I love the tubes because you only have to cut them to the correct length unlike cutting thera bands .

But most of the tube slingshots are small Chinese slingshots , and i am a 193cm tall guy with big hands , so i don't know which slingshot to choose.

Can someone suggest a slingshot for guys with big hands which can be used with tubes and is suitable for the total beginner, but is also easy to use and very accurate at aiming targets?

I don't need a powerful hunting slingshot (as of lately *In Israel *all kind Hunting is *illegal *anyways).

I need a good slingshot for target practice.

any suggestions?

Thanks again, for plenty of good info that all of you have provided.


----------



## calinb

gonene1 said:


> Can someone suggest a slingshot for guys with big hands which can be used with tubes and is suitable for the total beginner, but is also easy to use and very accurate at aiming targets?


Everyone has their favorites. I like the pinch grip and Bill Hays' ergo SSs (www.pocketpredator.com). For large hands? I'm several centimeters shorter than your height and I don't have particularly large hands, but I have some regular and oversize Boy Scout and sideshooter ergos. For me, I think the standard size is best, but the Hathcock Target Sniper (HTS) is nice and large and works with tubes or bands. Bill apparently licenses it to http://www.milbroproshotuk.com/ in the U.K. too. I don't think any other vendor quite matches the variety of SSs in Bill's ergo style as Bill! For other styles, there are countless options from many vendors. If you want to try a thumb brace style, Bill Hays has the large Seal Sniper in poly for only thirty bucks USD. I have a poly Seal Sniper and I think I'd just drill another hole a bit higher in it for tubes (others may have some advice about it's applicability, but the band tie hole seems to be too low for tubes to me) or you could get the Pocket PredatorPro Titanium attachment system for about ten more bucks and easily attach tubes or whatever you want. I guess there's no reason you can't tie tubes outside the forks (OTT) for TTF shooting too, but I defer to others again, because I've not tried it with my poly Seal Sniper.

Because I have a 3D printer and I'm quick at making and hacking CAD models, I've been able to try a bunch of stuff. I printed a Rambone and it would fit a hand larger than my 8" hand just fine, if you'd like to try a hammer grip. My favorite way to shoot it is with single tubes through the forks (tubes anchored using airsoft BBs from the front). I've not had a fork strike yet and there's no hand slap in this configuration.

If you've not seen this post yet, check out the PocketPredator sizing advice:

http://slingshotforum.com/topic/9865-the-pocket-predator-slingshot-thread/page-11#entry494607

Shooting a bunch of different slingshots might have actually slowed-down my progress a little bit, but I've also learned a lot about what I like! I'm sure my preferences will change in time as my skills improve and experiences increase in number. Given that we are both about at the same place, skill-wise, and learning quickly, you might like Bill's ergo side shooters too. I can see why they are very popular with newbies like us, because they provide excellent hand support and it's easy to maintain a very consistent grip on them. I get the feeling that the Seal Sniper tends to appeal to more advanced shooters.

Collection entries
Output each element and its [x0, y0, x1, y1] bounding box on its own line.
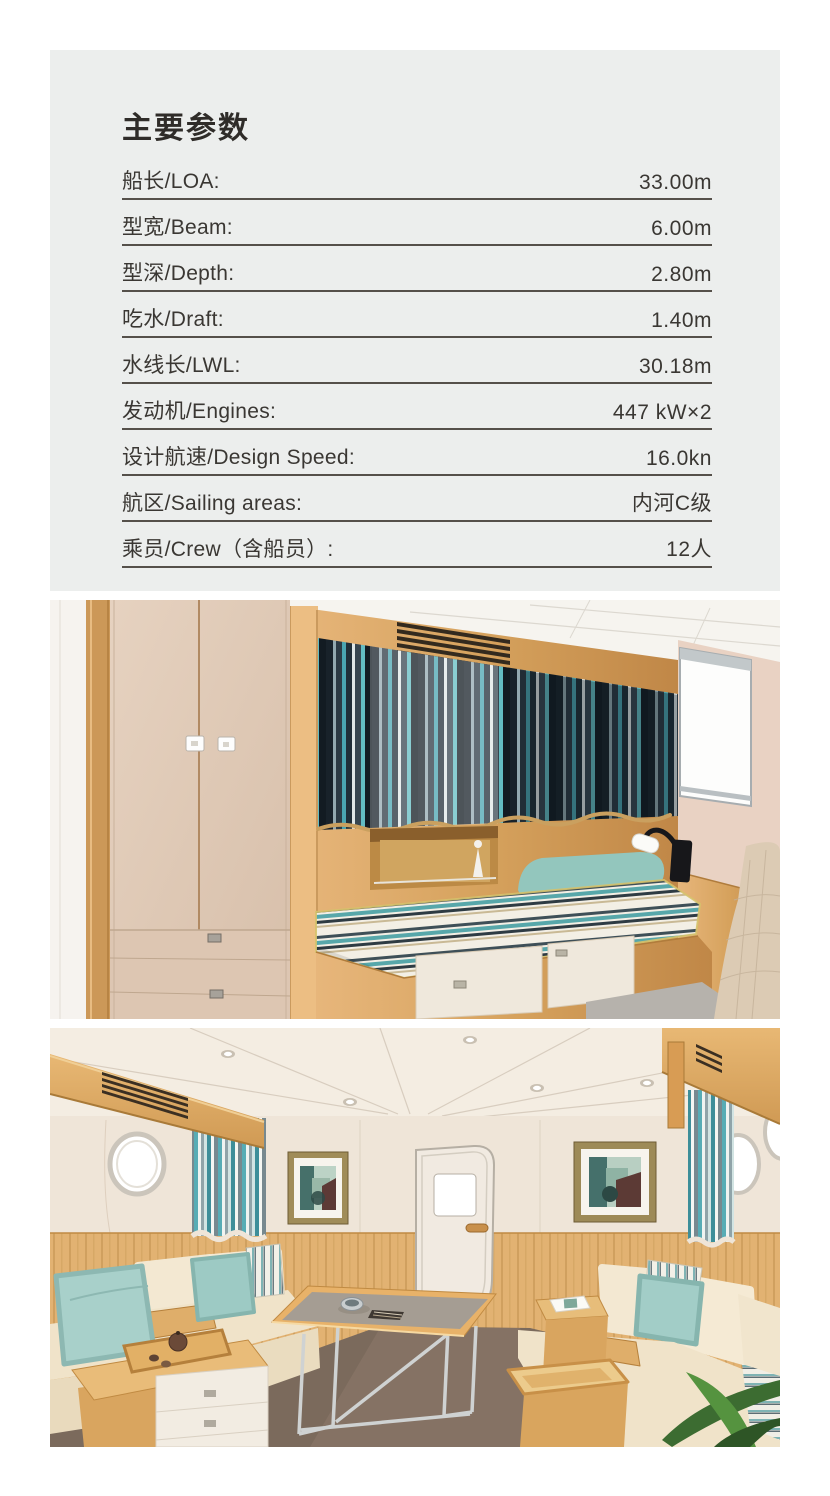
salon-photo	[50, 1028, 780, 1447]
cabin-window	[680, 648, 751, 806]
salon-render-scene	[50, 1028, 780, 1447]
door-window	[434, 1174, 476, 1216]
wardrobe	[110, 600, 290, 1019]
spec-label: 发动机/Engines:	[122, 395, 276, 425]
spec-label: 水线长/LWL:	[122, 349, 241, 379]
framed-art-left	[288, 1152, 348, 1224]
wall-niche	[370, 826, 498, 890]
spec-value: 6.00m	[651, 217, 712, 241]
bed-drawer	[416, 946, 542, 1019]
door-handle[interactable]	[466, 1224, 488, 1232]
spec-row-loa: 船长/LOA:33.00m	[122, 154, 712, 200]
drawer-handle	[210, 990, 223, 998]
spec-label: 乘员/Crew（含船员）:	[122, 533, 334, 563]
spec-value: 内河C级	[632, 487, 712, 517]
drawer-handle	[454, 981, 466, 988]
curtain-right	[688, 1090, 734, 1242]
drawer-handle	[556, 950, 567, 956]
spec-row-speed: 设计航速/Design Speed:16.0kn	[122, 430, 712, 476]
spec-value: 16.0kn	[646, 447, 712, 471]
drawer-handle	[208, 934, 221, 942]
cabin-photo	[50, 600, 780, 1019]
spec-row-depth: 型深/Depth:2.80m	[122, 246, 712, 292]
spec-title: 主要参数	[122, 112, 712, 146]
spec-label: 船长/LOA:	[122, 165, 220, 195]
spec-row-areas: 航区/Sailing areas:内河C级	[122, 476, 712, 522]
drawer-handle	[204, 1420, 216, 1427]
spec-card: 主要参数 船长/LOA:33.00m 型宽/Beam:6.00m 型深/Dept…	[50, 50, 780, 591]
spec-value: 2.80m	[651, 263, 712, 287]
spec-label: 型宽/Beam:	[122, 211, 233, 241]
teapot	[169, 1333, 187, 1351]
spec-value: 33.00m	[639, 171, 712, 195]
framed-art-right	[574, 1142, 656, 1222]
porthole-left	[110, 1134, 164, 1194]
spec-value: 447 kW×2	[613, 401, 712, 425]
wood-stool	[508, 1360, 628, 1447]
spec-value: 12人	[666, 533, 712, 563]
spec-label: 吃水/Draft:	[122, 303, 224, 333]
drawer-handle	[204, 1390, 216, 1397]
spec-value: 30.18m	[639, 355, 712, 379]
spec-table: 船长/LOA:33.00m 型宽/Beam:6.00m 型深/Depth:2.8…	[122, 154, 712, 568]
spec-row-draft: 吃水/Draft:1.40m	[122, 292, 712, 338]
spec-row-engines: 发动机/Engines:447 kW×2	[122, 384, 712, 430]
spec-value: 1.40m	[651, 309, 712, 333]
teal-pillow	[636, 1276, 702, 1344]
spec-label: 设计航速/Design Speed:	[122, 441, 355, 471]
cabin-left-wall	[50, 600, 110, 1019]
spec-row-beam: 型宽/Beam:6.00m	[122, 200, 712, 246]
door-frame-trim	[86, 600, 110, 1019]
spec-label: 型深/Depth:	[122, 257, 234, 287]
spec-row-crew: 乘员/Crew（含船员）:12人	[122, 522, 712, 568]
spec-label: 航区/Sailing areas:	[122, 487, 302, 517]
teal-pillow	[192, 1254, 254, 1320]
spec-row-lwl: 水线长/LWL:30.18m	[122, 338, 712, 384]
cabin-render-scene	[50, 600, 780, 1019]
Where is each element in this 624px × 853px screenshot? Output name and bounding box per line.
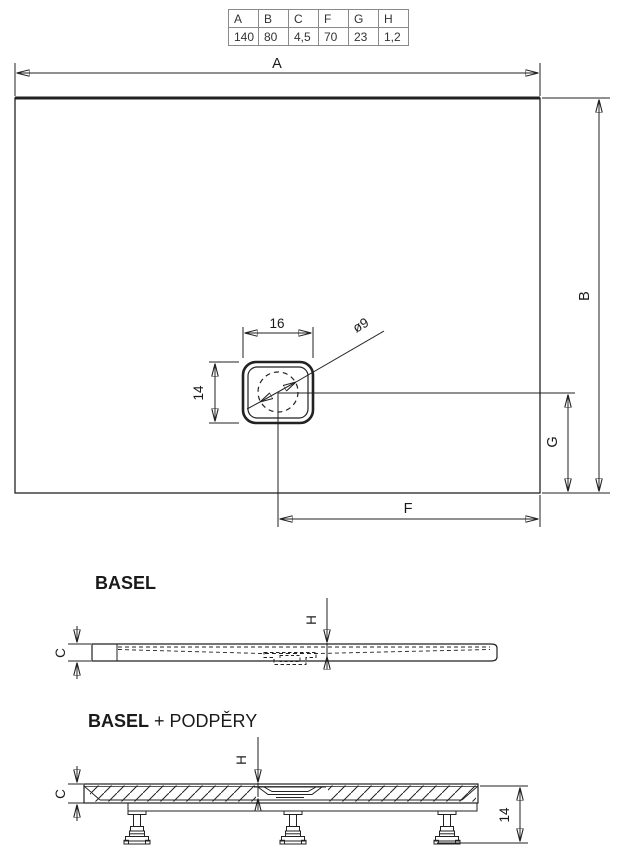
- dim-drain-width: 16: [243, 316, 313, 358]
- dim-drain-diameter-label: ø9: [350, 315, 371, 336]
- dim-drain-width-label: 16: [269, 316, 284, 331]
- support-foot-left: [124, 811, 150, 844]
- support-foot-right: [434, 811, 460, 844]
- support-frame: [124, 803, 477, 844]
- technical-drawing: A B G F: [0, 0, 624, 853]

WORK TO COMPLETE:
a. According to the slingshot forum thread, why does the original poster prefer tubes to Thera bands?
b. Pick up the slingshot forum thread right after its final sentence and write what comes next.

RESPONSES PER TASK:
a. Tubes only have to be cut to the correct length.

b.
----------



## gonene1

OK I am just back from practice, the two little boys where sleeping and the older one was in kinder garden, so my wife allowed herself to be very generous, and i had an hour++ for shooting.

I tried to use the ideas from this thread , and i am not sure if it had an immediate change for my accuracy, like most things i guess it will take time.

I must have shot about 200 times this practice, and at least 95% of them where in the A4 paper from 10m.

*I did notice one thing that did improve the accuracy big time.*

If I aim for the first part, and just when i have the target in my sight i "switch to intuitive" i get about 50% improvement.

what i mean is, when my target gets in my sight , if i stop trying to fix in in the sight, but instead, forgetting about the sight on the slingshot and just looking at the target, i get into a place where it feels (now!!!!) and it does hits much better.

It is strange that after an hour and quite a bit of fatigue my aim gets better.

*Maybe its like in karate kid , wax in wax out.*

I now understand why shooting slingshot is so *addictive *for the beginner.

For me as a beginner it is like *gambling *, and everyone know that gambling is addictive.

at the end of every practice i suddenly get 2 or 3 great shots in a row,

so

i say to myself: "wow that's great!, I'll shot 5 more great shots and then go home."

BuT

I miss these shots by a mile!!!!

So

I say to myself: I'll keep at it, just until the next good shot!"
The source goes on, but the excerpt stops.